§ **Challenge**
Scan the records below. List lines holding "legend".

(Data entries)
________________________________________
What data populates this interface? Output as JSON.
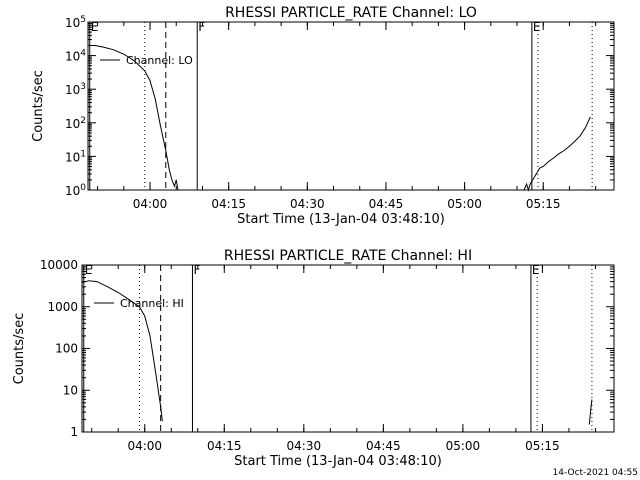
{
  "footer": {
    "timestamp": "14-Oct-2021 04:55"
  },
  "chart_data": [
    {
      "type": "line",
      "title": "RHESSI PARTICLE_RATE Channel: LO",
      "xlabel": "Start Time (13-Jan-04 03:48:10)",
      "ylabel": "Counts/sec",
      "y_scale": "log",
      "ylim": [
        1,
        100000
      ],
      "y_tick_labels": [
        "10^0",
        "10^1",
        "10^2",
        "10^3",
        "10^4",
        "10^5"
      ],
      "xlim": [
        "03:48:10",
        "05:28:30"
      ],
      "x_tick_labels": [
        "04:00",
        "04:15",
        "04:30",
        "04:45",
        "05:00",
        "05:15"
      ],
      "legend": "Channel: LO",
      "markers": [
        {
          "label": "E",
          "time": "03:48:30",
          "style": "solid"
        },
        {
          "label": "F",
          "time": "04:09:00",
          "style": "solid"
        },
        {
          "label": "E",
          "time": "05:12:50",
          "style": "solid"
        },
        {
          "label": "",
          "time": "03:59:00",
          "style": "dotted"
        },
        {
          "label": "",
          "time": "04:03:00",
          "style": "dashed"
        },
        {
          "label": "",
          "time": "05:14:00",
          "style": "dotted"
        },
        {
          "label": "",
          "time": "05:24:20",
          "style": "dotted"
        }
      ],
      "series": [
        {
          "segments": [
            [
              [
                "03:48:10",
                20000
              ],
              [
                "03:49:30",
                20000
              ],
              [
                "03:51:00",
                18000
              ],
              [
                "03:53:00",
                15000
              ],
              [
                "03:55:00",
                11000
              ],
              [
                "03:57:00",
                7000
              ],
              [
                "03:59:00",
                3500
              ],
              [
                "04:00:00",
                1800
              ],
              [
                "04:01:00",
                500
              ],
              [
                "04:02:00",
                80
              ],
              [
                "04:03:00",
                15
              ],
              [
                "04:03:40",
                4
              ],
              [
                "04:04:10",
                2
              ],
              [
                "04:04:40",
                1.3
              ],
              [
                "04:05:00",
                2
              ],
              [
                "04:05:20",
                1
              ]
            ],
            [
              [
                "05:11:20",
                1
              ],
              [
                "05:11:50",
                1.5
              ],
              [
                "05:12:10",
                1
              ],
              [
                "05:12:30",
                1.5
              ],
              [
                "05:13:00",
                2
              ],
              [
                "05:13:40",
                3
              ],
              [
                "05:14:20",
                4.5
              ],
              [
                "05:15:00",
                5
              ],
              [
                "05:16:00",
                7
              ],
              [
                "05:17:00",
                9
              ],
              [
                "05:18:00",
                12
              ],
              [
                "05:19:00",
                15
              ],
              [
                "05:20:00",
                20
              ],
              [
                "05:21:00",
                28
              ],
              [
                "05:22:00",
                40
              ],
              [
                "05:23:00",
                70
              ],
              [
                "05:24:00",
                150
              ]
            ]
          ]
        }
      ]
    },
    {
      "type": "line",
      "title": "RHESSI PARTICLE_RATE Channel: HI",
      "xlabel": "Start Time (13-Jan-04 03:48:10)",
      "ylabel": "Counts/sec",
      "y_scale": "log",
      "ylim": [
        1,
        10000
      ],
      "y_tick_labels": [
        "1",
        "10",
        "100",
        "1000",
        "10000"
      ],
      "xlim": [
        "03:48:10",
        "05:28:30"
      ],
      "x_tick_labels": [
        "04:00",
        "04:15",
        "04:30",
        "04:45",
        "05:00",
        "05:15"
      ],
      "legend": "Channel: HI",
      "markers": [
        {
          "label": "E",
          "time": "03:48:30",
          "style": "solid"
        },
        {
          "label": "F",
          "time": "04:09:00",
          "style": "solid"
        },
        {
          "label": "E",
          "time": "05:12:50",
          "style": "solid"
        },
        {
          "label": "",
          "time": "03:59:00",
          "style": "dotted"
        },
        {
          "label": "",
          "time": "04:03:00",
          "style": "dashed"
        },
        {
          "label": "",
          "time": "05:14:00",
          "style": "dotted"
        },
        {
          "label": "",
          "time": "05:24:20",
          "style": "dotted"
        }
      ],
      "series": [
        {
          "segments": [
            [
              [
                "03:48:10",
                3800
              ],
              [
                "03:49:30",
                4200
              ],
              [
                "03:51:00",
                4000
              ],
              [
                "03:53:00",
                3000
              ],
              [
                "03:55:00",
                2200
              ],
              [
                "03:57:00",
                1500
              ],
              [
                "03:59:00",
                1000
              ],
              [
                "04:00:00",
                600
              ],
              [
                "04:01:00",
                200
              ],
              [
                "04:02:00",
                30
              ],
              [
                "04:03:00",
                4
              ],
              [
                "04:03:20",
                1.8
              ]
            ],
            [
              [
                "05:23:50",
                1.5
              ],
              [
                "05:24:10",
                4
              ],
              [
                "05:24:20",
                6
              ]
            ]
          ]
        }
      ]
    }
  ]
}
________________________________________
§ **Task answer**
      "legend": "Channel: LO",
      "legend": "Channel: HI",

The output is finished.